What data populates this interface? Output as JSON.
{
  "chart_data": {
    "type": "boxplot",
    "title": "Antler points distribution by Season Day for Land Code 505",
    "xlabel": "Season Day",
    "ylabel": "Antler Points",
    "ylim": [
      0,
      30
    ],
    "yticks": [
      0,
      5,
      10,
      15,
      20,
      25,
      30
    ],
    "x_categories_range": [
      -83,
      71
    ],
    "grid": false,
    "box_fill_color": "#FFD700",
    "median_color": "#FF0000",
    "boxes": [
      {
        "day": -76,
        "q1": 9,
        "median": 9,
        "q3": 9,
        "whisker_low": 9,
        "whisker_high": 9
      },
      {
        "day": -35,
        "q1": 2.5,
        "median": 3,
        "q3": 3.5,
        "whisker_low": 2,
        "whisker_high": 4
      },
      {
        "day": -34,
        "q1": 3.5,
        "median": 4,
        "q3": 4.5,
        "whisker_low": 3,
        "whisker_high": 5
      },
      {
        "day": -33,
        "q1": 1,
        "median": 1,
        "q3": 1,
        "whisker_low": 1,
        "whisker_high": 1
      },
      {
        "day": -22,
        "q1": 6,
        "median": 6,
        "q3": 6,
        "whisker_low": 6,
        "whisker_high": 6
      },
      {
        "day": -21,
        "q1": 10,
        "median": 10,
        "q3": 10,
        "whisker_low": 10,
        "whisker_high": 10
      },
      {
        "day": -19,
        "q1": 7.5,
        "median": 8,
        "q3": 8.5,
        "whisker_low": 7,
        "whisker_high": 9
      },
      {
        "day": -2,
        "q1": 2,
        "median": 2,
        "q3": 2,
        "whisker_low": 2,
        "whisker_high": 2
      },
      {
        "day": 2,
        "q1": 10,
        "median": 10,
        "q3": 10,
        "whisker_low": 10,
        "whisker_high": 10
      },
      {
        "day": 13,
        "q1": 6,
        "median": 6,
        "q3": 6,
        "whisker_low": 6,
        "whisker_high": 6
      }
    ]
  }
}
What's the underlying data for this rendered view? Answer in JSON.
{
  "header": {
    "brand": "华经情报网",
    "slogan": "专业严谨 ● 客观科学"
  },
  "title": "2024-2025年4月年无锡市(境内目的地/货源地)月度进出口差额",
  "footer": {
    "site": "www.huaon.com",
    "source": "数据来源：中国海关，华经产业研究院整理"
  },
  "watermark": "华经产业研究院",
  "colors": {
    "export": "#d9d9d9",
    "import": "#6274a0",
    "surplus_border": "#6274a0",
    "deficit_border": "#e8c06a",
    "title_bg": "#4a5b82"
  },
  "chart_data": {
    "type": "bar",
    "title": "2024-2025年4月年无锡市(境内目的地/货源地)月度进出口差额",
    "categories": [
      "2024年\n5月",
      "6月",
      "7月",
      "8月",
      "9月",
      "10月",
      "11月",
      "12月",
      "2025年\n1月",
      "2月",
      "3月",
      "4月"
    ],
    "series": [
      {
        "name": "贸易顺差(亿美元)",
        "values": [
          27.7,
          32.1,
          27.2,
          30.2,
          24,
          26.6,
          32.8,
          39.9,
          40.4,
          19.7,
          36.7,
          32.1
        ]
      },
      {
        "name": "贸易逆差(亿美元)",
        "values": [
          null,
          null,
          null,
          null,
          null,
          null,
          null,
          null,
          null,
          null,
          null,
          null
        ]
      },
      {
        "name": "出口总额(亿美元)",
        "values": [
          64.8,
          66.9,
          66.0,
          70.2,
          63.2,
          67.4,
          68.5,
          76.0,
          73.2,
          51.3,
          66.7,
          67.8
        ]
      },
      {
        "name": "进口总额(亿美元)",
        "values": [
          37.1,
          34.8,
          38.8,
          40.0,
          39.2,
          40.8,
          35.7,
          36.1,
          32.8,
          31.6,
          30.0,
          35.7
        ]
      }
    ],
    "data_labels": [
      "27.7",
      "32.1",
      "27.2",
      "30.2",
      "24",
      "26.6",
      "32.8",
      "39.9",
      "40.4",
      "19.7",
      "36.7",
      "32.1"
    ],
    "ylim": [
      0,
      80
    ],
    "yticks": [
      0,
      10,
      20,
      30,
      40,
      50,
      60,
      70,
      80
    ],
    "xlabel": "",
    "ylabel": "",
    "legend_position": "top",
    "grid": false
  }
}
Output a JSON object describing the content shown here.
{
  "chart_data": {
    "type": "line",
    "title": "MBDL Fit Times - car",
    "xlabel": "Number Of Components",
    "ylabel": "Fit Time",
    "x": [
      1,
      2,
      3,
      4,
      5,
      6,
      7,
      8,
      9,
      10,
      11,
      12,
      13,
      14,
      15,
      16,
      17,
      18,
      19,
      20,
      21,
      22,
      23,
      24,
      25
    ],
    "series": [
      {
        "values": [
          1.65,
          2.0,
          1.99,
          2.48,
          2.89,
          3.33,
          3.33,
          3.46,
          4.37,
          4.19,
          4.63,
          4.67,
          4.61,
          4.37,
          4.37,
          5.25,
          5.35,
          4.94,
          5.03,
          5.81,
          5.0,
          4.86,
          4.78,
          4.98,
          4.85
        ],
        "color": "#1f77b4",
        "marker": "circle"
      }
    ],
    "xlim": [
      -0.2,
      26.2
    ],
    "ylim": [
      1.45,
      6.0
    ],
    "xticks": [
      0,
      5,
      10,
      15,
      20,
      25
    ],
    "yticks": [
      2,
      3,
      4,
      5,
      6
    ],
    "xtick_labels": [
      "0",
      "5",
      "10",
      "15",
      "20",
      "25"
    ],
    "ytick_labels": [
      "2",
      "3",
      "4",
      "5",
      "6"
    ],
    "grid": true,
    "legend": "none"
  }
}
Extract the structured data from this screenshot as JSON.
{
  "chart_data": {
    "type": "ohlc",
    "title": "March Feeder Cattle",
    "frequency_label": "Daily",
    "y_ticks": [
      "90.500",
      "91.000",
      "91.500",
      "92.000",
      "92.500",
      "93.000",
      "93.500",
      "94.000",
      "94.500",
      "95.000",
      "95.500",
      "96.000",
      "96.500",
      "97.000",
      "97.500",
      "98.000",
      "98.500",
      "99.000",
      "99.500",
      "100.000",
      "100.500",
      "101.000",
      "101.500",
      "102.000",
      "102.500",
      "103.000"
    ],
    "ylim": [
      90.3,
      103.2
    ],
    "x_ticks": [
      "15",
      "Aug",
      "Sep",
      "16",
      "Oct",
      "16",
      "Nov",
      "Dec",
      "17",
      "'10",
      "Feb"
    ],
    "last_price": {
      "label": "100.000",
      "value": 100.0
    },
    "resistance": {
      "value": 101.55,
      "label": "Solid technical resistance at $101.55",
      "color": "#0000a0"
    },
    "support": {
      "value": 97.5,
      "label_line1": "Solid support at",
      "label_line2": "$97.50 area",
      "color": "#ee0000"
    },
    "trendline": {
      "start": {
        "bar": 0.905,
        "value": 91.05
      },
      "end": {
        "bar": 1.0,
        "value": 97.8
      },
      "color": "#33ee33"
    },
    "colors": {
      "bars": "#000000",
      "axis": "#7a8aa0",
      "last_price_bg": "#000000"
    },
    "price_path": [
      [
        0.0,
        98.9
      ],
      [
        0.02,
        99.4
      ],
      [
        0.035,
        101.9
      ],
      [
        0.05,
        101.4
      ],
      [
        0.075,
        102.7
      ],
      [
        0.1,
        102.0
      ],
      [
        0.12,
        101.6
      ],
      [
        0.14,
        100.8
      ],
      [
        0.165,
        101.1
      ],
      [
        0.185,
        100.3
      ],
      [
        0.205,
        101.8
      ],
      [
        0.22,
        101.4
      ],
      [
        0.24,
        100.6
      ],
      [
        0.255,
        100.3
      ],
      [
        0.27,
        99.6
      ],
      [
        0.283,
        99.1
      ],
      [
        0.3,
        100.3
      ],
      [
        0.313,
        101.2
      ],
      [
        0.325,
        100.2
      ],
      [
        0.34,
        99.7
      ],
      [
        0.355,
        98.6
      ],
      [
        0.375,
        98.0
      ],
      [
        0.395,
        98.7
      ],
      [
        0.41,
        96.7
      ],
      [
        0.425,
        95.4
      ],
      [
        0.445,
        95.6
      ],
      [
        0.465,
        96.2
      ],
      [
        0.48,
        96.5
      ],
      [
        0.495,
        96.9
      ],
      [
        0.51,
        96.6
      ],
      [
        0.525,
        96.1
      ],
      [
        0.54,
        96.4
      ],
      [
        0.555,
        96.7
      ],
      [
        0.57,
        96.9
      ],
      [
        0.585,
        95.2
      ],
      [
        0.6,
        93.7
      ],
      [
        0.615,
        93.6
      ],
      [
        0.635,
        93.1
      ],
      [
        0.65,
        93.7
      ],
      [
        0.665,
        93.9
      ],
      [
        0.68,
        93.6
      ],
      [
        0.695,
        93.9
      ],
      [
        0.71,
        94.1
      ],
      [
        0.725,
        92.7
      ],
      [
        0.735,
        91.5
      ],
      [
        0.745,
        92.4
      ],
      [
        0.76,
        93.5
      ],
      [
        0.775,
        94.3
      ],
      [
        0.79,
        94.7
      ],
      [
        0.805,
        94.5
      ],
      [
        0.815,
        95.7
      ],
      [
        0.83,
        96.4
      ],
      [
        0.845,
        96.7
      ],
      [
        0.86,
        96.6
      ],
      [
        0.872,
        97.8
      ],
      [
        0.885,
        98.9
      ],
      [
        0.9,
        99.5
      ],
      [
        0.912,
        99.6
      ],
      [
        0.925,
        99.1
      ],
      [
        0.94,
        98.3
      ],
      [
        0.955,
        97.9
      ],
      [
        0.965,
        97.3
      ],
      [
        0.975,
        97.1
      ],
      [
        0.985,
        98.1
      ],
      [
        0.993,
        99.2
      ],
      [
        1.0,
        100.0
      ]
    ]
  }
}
# # # # # # #
**Goal**
Provide only the number of lines in the records containing the string "xlabel".

**Task solution**
3